GIVEN RECORDS →
start

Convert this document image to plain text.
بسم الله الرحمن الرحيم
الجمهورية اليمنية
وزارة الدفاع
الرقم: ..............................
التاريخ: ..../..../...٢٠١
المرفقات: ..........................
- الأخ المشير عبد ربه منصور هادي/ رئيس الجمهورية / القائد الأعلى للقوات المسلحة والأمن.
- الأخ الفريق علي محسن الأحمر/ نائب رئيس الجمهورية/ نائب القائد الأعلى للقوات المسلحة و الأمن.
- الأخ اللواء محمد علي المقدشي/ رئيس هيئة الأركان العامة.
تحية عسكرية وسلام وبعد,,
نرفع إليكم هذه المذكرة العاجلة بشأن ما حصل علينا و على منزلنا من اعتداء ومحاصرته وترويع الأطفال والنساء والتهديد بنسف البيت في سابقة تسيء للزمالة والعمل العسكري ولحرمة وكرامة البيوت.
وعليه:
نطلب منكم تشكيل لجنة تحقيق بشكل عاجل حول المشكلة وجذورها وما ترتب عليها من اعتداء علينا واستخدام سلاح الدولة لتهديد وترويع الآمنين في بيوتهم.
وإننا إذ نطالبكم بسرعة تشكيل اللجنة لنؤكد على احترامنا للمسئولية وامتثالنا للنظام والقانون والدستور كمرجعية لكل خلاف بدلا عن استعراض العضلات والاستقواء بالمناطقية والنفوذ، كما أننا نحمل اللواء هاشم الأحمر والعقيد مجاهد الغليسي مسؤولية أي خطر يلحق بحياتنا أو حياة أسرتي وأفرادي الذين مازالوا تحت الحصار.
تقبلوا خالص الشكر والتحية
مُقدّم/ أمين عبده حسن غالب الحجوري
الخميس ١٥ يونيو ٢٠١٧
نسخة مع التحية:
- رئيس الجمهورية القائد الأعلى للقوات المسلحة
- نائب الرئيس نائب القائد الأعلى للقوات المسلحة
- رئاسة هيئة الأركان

end
start

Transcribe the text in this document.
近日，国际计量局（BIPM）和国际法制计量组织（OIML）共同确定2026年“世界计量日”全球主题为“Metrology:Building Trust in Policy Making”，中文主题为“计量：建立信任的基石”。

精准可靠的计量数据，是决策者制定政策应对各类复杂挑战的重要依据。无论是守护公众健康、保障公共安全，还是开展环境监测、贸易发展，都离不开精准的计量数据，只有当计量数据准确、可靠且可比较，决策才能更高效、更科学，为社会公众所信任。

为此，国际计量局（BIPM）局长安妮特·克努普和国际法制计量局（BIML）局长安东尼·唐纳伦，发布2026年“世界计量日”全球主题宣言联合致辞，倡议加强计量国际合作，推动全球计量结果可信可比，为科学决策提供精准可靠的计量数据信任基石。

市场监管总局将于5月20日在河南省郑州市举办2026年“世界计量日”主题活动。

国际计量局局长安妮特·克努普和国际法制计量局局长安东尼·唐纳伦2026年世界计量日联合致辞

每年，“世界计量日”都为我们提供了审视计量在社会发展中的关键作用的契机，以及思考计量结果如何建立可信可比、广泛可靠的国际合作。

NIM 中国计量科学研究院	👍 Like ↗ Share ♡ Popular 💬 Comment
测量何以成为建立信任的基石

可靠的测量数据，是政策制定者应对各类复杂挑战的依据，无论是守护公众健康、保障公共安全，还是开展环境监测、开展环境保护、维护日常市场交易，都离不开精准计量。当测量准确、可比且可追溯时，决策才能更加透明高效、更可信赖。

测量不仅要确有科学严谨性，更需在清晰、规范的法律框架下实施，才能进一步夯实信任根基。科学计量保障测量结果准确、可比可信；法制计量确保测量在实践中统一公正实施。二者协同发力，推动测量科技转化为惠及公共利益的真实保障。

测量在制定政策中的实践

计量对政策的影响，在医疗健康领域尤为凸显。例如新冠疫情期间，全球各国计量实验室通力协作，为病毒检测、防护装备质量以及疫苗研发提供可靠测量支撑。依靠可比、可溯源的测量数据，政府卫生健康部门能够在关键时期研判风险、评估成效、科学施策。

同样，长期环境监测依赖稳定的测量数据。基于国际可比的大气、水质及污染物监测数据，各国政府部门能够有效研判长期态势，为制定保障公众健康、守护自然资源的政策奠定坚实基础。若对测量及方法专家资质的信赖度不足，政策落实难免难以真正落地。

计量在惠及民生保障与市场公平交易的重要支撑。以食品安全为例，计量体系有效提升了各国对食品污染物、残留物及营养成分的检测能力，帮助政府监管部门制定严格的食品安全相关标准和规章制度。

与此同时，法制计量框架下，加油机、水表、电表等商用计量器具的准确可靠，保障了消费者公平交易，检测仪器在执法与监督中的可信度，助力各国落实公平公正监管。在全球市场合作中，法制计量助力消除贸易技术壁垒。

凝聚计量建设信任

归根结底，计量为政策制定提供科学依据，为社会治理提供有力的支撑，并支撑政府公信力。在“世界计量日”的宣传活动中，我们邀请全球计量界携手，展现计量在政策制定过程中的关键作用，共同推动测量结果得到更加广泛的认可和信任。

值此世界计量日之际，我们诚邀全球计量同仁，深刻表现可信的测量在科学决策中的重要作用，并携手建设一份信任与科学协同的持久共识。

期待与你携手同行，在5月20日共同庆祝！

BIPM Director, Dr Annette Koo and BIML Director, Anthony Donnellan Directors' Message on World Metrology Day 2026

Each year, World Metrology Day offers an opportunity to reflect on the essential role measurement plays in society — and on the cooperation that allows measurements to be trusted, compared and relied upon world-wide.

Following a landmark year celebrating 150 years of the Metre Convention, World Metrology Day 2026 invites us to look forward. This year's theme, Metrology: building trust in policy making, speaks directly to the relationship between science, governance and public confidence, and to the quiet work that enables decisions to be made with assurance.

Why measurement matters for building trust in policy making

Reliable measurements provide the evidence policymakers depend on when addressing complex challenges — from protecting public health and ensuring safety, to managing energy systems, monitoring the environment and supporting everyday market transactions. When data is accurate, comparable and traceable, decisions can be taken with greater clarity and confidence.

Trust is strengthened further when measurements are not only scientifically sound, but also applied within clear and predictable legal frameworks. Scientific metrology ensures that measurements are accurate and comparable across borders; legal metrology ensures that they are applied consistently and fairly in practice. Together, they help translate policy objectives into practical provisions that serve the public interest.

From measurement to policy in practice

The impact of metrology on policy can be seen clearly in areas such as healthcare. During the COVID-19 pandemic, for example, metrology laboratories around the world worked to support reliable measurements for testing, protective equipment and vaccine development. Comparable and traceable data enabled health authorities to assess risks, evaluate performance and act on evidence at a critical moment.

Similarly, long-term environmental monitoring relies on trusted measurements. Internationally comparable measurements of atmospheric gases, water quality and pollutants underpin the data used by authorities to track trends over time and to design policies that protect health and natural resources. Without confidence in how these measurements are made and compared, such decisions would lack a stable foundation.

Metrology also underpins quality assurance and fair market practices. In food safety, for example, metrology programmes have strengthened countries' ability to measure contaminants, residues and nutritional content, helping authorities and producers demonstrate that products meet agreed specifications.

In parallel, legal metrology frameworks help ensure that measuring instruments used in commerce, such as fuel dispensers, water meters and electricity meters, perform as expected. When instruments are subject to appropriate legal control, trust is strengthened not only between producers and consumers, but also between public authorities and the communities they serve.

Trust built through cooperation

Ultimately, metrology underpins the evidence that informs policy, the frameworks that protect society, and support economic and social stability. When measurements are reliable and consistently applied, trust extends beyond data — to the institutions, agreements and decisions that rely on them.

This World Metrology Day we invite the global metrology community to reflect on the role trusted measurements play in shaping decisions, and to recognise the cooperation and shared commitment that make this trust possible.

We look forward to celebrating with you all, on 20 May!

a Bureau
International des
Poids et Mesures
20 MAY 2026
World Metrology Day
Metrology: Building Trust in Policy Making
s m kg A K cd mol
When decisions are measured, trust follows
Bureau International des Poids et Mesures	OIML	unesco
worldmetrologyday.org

end

EXERCISE → Wherever "الأركان" shows up in a line, copy that line.

WRITTEN SOLUTION →
- الأخ اللواء محمد علي المقدشي/ رئيس هيئة الأركان العامة.
- رئاسة هيئة الأركان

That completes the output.